WRITTEN TASK -> Copy out each line of the material below that holds the string "this".

EXTRACTED RECORDS ->
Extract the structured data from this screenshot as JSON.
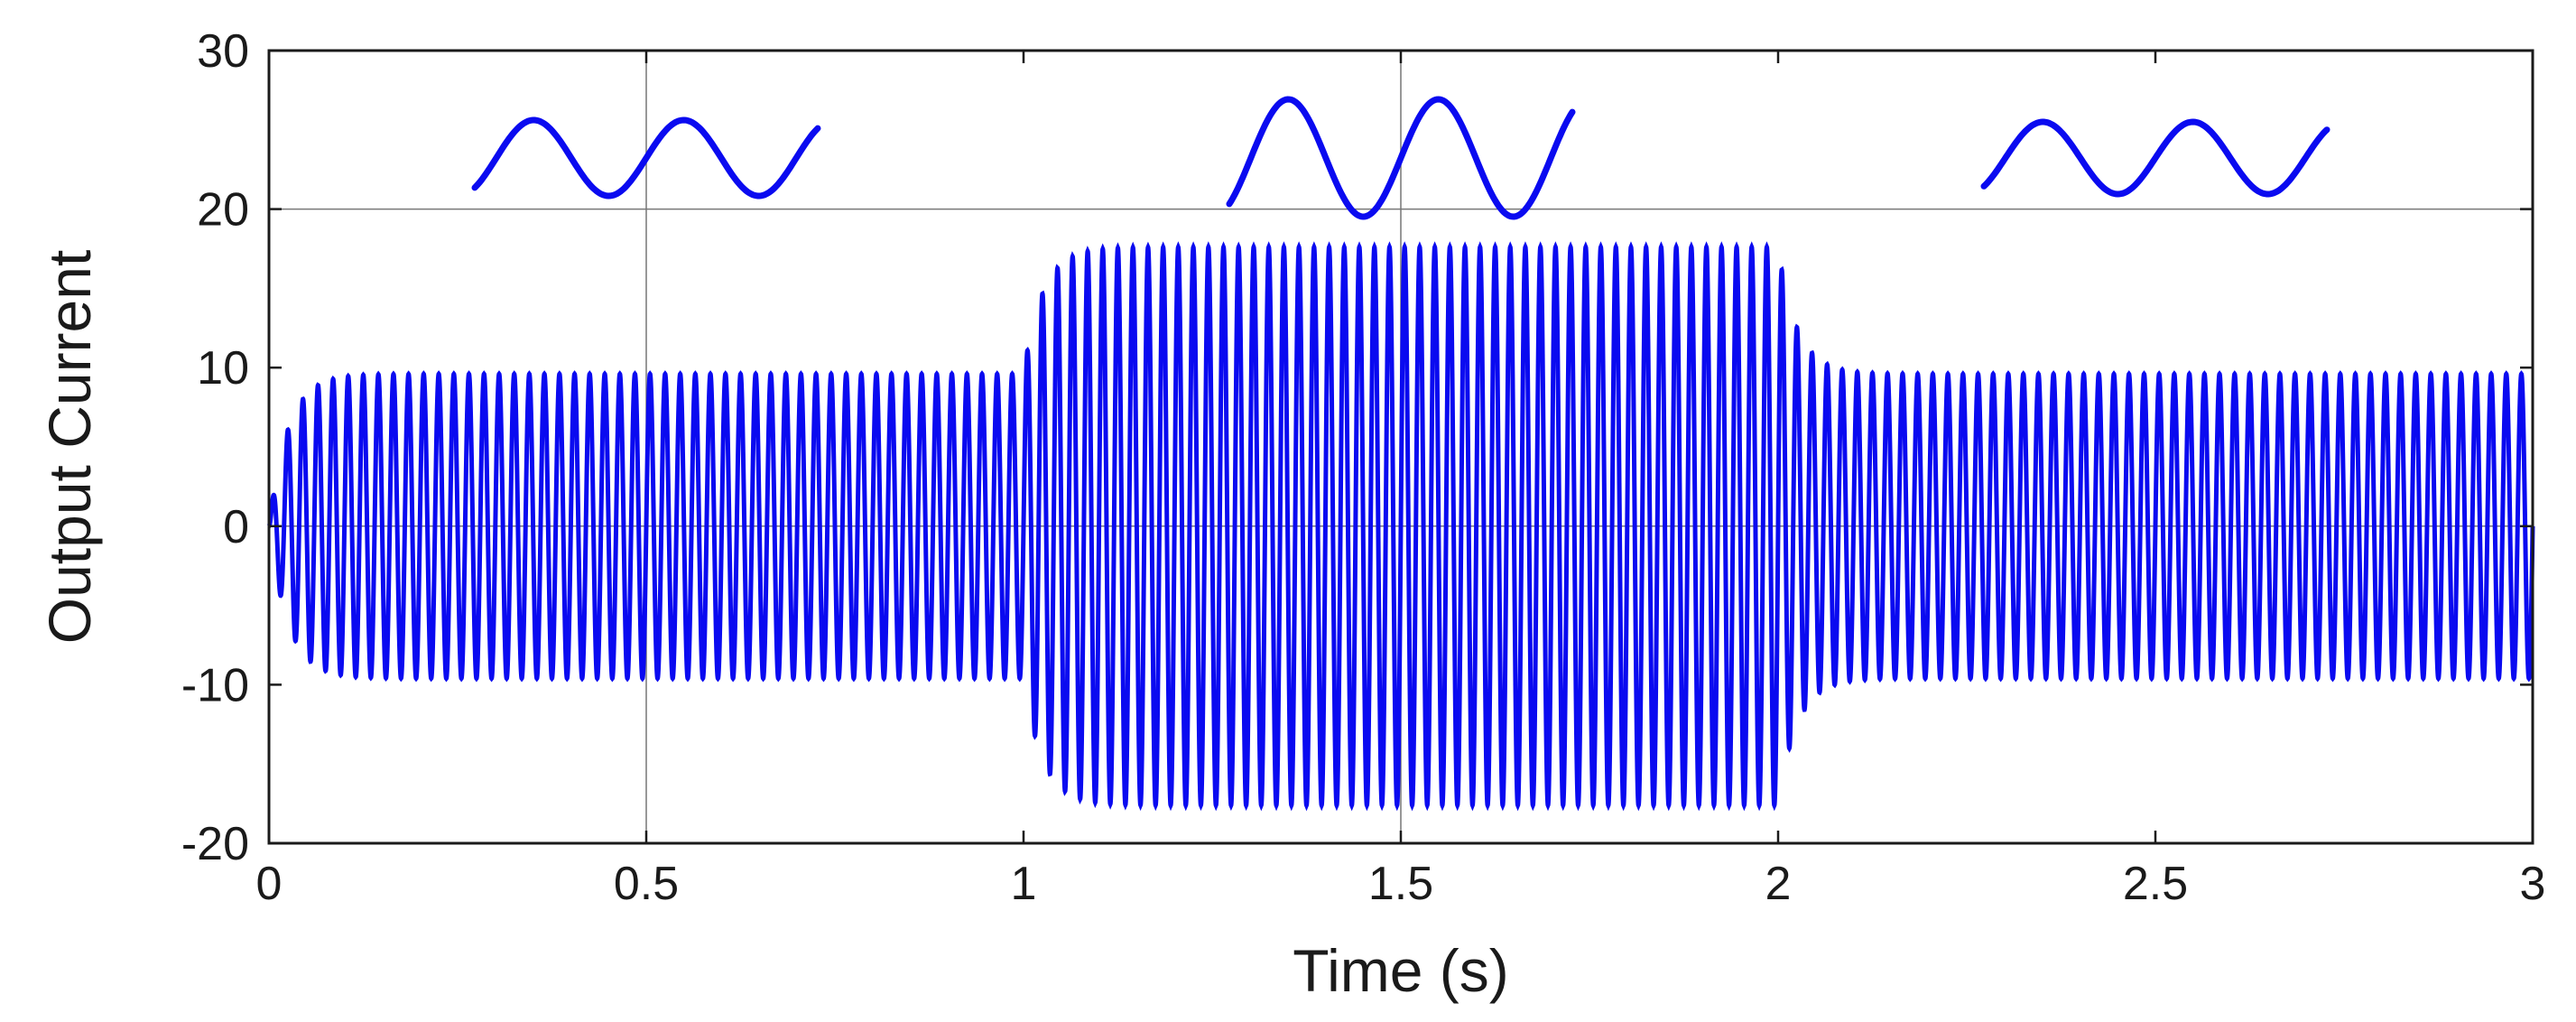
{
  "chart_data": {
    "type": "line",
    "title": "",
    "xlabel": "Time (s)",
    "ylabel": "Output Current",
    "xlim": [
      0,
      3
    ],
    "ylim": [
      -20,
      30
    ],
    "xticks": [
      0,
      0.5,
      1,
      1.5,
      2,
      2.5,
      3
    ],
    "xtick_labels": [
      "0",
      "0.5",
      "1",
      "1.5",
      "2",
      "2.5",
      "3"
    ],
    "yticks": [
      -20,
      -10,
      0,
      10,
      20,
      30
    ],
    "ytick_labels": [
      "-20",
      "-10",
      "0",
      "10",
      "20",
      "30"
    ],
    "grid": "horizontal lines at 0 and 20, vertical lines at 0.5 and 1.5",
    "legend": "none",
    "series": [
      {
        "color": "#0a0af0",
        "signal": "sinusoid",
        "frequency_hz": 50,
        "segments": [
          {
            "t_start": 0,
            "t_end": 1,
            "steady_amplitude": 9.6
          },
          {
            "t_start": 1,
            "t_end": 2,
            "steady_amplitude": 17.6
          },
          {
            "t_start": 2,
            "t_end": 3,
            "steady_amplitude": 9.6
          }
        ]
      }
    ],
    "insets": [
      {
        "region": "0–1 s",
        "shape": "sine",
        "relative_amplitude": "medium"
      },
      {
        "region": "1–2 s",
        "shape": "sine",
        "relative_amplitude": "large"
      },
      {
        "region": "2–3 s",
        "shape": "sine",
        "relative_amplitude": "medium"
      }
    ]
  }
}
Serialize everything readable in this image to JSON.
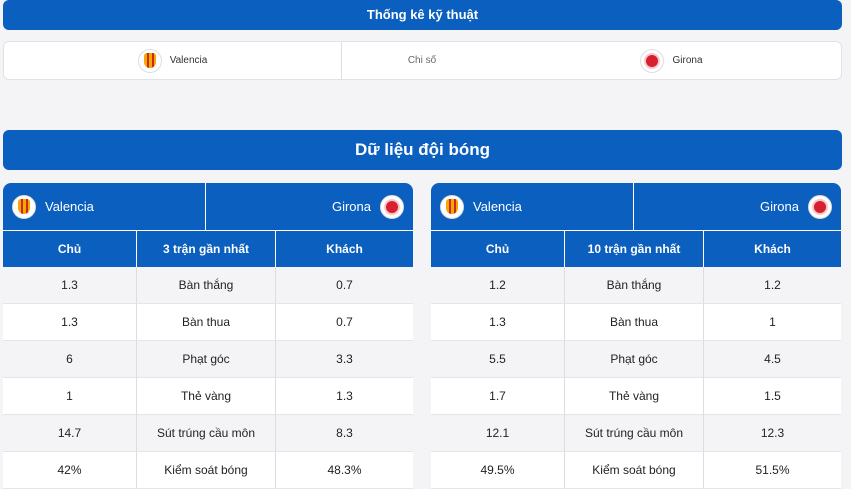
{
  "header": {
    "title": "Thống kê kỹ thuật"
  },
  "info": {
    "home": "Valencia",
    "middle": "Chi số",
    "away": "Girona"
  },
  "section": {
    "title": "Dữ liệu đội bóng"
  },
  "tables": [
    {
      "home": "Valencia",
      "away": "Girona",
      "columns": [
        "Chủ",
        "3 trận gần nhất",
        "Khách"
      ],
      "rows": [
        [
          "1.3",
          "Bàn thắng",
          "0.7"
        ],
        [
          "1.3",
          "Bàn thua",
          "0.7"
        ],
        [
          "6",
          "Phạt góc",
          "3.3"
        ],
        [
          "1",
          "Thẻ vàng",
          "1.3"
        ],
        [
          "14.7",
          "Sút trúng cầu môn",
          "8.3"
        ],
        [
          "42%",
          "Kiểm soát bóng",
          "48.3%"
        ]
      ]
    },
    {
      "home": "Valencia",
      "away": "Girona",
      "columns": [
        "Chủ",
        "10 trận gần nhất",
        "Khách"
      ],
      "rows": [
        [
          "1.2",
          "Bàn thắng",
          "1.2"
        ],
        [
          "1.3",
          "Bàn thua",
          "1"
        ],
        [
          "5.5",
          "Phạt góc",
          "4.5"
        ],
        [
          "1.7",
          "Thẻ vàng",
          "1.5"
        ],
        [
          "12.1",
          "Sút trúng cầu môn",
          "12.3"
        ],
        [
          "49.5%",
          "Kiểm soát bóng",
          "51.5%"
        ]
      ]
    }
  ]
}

EXERCISE RESPONSE ->
Extract the structured data from this screenshot as JSON.
Serialize everything readable in this image to JSON.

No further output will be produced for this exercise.